● Do this: In the records that follow, locate every line with "GORDIANVS" and extract it.
Begin Information shown
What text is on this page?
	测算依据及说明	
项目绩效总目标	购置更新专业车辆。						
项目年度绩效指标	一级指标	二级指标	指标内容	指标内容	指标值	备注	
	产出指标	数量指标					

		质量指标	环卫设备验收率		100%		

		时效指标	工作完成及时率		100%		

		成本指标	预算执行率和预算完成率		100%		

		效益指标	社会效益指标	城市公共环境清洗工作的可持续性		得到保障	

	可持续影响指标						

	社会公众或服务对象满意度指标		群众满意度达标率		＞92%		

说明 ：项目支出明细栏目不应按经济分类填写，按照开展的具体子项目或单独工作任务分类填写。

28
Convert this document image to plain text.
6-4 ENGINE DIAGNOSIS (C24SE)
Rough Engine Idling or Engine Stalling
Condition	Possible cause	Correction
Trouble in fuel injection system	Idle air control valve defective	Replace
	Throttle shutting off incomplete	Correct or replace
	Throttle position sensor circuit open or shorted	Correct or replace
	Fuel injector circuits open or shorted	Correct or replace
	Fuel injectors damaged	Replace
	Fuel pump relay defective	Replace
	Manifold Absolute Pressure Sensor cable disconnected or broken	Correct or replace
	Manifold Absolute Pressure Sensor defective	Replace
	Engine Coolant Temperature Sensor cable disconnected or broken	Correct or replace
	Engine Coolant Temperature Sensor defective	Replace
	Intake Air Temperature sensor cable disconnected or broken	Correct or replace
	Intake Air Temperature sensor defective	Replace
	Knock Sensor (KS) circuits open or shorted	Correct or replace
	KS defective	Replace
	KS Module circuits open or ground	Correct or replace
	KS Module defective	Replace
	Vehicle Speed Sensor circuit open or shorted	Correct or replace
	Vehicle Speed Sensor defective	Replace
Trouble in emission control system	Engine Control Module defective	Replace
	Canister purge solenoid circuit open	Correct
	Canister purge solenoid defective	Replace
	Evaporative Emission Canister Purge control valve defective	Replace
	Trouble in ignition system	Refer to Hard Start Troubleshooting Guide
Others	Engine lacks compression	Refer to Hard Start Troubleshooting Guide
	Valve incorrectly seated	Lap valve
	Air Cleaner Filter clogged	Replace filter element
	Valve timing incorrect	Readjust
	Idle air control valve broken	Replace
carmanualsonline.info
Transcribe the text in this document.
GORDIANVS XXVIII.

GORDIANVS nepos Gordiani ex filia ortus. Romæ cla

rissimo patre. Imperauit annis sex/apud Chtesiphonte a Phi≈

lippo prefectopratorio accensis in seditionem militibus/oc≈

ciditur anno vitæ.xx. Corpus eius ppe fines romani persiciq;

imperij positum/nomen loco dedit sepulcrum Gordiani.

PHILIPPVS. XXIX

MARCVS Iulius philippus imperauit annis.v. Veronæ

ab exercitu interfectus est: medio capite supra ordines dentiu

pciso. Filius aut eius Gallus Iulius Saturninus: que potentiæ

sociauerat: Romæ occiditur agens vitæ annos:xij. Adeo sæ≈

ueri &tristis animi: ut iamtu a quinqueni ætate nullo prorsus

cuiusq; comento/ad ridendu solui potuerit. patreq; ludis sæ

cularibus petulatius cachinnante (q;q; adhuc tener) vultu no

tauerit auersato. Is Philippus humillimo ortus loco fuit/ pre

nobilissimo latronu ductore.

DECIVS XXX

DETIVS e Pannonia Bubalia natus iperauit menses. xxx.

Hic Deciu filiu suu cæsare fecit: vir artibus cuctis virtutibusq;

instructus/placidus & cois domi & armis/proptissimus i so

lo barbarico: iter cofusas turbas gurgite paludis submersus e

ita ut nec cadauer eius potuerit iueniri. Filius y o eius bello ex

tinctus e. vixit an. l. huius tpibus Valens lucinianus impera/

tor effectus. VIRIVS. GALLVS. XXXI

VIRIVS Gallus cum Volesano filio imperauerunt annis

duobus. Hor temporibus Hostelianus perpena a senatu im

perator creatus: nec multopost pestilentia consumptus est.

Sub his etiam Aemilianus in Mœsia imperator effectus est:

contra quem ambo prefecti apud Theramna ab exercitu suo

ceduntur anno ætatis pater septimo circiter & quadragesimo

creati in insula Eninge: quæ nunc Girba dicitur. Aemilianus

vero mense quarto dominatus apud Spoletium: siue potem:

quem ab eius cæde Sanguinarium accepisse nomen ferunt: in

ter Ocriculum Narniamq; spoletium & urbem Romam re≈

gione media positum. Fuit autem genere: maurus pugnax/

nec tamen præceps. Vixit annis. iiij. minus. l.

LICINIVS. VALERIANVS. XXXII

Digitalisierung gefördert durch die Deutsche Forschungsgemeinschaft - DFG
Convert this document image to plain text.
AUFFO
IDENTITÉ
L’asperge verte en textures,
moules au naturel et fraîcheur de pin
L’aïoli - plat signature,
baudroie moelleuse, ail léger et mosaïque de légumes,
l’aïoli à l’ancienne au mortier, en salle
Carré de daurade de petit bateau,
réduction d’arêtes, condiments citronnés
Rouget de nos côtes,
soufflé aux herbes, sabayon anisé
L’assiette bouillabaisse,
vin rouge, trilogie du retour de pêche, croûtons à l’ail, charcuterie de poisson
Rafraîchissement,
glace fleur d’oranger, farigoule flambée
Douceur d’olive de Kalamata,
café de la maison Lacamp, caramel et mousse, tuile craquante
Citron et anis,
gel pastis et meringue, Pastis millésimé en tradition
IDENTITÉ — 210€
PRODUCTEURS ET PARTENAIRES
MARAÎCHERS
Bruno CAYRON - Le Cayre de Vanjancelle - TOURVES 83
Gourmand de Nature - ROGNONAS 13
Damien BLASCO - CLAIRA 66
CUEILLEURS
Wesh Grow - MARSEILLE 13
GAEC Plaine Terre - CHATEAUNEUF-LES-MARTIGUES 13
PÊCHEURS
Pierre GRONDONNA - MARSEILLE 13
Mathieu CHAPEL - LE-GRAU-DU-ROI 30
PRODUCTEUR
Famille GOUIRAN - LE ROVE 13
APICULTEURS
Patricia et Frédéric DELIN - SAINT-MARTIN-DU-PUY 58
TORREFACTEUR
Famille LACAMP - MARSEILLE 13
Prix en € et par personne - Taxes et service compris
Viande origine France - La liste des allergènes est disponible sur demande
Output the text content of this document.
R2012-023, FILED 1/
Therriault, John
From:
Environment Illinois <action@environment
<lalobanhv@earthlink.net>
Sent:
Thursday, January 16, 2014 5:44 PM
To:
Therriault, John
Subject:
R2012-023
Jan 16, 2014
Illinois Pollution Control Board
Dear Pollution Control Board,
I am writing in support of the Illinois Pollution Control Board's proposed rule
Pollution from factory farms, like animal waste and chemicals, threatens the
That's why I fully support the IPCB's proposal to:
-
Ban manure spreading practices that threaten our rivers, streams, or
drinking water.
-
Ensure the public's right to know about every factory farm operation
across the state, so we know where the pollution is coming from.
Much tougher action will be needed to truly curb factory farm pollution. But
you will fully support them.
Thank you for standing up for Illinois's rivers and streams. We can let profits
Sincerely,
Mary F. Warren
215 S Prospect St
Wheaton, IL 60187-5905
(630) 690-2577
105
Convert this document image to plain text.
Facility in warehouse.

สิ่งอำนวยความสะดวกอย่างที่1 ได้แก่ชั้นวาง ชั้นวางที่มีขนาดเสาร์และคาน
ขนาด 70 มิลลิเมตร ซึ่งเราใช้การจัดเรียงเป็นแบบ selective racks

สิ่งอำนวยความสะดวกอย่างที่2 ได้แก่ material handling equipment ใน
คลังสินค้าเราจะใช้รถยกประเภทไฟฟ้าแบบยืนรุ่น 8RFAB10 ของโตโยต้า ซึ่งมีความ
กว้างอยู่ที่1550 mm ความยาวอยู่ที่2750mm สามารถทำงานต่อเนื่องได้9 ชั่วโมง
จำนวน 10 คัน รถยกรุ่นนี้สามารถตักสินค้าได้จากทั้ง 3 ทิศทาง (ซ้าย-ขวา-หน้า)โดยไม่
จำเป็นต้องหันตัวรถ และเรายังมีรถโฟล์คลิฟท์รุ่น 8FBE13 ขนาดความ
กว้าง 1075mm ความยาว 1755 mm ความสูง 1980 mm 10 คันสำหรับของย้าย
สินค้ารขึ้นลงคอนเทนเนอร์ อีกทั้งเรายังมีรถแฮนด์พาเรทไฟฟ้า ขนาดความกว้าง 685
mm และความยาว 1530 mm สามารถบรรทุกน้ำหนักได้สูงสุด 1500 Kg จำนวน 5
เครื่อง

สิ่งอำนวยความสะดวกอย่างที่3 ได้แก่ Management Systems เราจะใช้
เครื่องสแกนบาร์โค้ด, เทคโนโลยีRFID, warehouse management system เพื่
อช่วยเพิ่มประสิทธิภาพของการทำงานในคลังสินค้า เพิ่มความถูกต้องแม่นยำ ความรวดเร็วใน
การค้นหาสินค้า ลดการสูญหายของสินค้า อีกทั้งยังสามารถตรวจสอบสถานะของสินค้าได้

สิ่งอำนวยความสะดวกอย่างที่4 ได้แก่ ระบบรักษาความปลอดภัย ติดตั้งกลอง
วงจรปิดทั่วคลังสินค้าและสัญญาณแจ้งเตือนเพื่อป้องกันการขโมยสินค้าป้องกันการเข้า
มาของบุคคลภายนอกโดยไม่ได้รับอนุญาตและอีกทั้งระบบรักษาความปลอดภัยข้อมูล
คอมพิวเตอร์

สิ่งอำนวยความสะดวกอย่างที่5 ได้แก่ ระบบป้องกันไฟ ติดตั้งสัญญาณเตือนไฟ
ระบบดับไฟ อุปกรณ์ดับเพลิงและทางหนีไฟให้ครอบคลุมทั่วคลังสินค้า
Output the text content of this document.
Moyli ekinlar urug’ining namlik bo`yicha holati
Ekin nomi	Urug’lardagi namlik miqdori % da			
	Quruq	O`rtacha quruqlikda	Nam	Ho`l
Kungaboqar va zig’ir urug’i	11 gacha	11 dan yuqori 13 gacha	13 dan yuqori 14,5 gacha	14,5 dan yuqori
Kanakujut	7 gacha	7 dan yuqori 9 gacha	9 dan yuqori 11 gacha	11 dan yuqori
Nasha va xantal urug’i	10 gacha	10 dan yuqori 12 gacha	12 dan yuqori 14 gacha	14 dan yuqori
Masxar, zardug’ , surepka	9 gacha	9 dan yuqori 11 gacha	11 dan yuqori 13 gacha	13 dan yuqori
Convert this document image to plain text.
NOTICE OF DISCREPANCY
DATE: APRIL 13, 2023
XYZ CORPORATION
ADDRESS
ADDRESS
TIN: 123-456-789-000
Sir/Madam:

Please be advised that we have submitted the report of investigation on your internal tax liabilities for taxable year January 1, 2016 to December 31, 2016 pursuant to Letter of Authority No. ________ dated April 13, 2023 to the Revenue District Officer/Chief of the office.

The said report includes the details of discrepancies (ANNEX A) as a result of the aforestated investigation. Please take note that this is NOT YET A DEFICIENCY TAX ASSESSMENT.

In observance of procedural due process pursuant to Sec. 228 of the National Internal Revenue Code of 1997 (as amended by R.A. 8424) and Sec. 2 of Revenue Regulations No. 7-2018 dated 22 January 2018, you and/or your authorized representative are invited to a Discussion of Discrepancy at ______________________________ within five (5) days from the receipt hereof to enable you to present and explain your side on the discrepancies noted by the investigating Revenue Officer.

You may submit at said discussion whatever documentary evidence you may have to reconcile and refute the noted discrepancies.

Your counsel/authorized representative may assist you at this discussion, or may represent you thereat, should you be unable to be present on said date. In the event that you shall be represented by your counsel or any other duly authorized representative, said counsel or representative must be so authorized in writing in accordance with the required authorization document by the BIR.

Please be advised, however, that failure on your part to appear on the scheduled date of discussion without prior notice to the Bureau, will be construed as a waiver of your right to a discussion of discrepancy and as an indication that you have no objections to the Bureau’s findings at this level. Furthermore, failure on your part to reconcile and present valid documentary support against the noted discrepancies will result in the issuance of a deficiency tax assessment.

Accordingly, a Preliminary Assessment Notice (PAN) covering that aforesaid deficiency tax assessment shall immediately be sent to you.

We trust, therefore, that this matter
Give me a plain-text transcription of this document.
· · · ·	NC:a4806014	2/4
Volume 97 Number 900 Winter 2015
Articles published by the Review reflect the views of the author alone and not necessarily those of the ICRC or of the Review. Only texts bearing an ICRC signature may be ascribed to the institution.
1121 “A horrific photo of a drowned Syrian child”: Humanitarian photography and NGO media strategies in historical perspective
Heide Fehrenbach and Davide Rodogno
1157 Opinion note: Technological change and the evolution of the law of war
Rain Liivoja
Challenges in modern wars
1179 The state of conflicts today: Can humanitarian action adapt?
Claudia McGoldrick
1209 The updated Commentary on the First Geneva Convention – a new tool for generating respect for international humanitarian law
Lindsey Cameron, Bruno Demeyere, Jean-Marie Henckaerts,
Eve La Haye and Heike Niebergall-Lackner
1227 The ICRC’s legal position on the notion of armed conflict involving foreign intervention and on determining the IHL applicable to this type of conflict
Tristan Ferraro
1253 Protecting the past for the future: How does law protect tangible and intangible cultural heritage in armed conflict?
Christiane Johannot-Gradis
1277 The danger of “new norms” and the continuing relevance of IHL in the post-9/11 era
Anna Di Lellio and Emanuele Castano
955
End Information shown
● Task response:
GORDIANVS XXVIII.
GORDIANVS nepos Gordiani ex filia ortus. Romæ cla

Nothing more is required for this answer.